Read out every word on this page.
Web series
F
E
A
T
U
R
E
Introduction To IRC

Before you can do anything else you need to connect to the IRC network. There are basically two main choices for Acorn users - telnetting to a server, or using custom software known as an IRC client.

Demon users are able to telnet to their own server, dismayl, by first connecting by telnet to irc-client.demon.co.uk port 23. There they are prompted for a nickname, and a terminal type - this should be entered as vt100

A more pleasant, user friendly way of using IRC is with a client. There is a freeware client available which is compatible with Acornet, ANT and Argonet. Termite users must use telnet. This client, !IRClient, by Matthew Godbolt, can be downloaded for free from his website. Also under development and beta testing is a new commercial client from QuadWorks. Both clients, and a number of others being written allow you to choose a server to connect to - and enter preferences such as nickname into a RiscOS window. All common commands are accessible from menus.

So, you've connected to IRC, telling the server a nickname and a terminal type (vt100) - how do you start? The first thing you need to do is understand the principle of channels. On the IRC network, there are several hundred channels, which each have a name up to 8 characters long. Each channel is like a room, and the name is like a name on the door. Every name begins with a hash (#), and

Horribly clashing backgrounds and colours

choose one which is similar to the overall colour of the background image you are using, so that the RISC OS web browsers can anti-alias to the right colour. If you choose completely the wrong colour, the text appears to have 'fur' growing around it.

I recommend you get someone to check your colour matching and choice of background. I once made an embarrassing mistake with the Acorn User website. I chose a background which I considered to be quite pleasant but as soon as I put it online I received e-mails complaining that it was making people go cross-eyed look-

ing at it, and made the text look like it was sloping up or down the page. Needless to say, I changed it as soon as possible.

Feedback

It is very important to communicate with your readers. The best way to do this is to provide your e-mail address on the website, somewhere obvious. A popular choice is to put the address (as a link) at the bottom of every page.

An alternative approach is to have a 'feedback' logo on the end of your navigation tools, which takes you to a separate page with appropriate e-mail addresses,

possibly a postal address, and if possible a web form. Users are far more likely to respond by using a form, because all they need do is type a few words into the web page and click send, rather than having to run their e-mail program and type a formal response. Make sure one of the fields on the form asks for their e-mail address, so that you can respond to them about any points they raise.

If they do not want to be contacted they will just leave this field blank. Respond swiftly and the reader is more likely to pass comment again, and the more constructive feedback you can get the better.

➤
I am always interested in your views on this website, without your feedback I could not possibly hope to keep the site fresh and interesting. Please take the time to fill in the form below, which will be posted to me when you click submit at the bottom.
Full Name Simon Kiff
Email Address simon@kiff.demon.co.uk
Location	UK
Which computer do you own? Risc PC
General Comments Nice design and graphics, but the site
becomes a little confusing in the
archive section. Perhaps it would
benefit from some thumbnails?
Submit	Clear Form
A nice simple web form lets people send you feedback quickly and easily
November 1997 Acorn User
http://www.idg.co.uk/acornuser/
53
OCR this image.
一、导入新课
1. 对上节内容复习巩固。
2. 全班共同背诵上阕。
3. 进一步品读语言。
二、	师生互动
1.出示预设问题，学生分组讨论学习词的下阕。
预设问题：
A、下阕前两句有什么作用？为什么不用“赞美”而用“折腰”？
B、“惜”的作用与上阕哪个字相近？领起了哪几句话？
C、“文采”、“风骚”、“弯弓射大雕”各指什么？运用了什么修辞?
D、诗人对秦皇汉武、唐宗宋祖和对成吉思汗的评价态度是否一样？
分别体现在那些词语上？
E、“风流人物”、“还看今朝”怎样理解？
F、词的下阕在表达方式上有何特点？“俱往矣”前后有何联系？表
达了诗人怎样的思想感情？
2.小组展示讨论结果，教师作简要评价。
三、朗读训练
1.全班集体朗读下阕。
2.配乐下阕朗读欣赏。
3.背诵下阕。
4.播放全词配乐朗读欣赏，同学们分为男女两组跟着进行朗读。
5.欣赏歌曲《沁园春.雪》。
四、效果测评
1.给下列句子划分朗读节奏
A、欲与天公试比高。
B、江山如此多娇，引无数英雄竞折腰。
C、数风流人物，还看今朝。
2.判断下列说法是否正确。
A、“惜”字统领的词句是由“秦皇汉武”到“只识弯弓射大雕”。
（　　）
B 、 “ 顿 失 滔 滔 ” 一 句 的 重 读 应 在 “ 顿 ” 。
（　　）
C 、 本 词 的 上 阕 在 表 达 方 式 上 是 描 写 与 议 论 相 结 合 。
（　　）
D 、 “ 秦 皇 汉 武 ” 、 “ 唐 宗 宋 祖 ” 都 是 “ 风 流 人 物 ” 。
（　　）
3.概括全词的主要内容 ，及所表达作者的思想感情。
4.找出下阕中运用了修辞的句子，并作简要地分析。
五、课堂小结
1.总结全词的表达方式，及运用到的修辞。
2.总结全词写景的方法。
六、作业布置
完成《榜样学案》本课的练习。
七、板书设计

______________________________

### Short exercise
Copy each line in the data that holds the word "demon".

### The completed task
Demon users are able to telnet to their own server, dismayl, by first connecting by telnet to irc-client.demon.co.uk port 23. There they are prompted for a nickname, and a terminal type - this should be entered as vt100
Email Address simon@kiff.demon.co.uk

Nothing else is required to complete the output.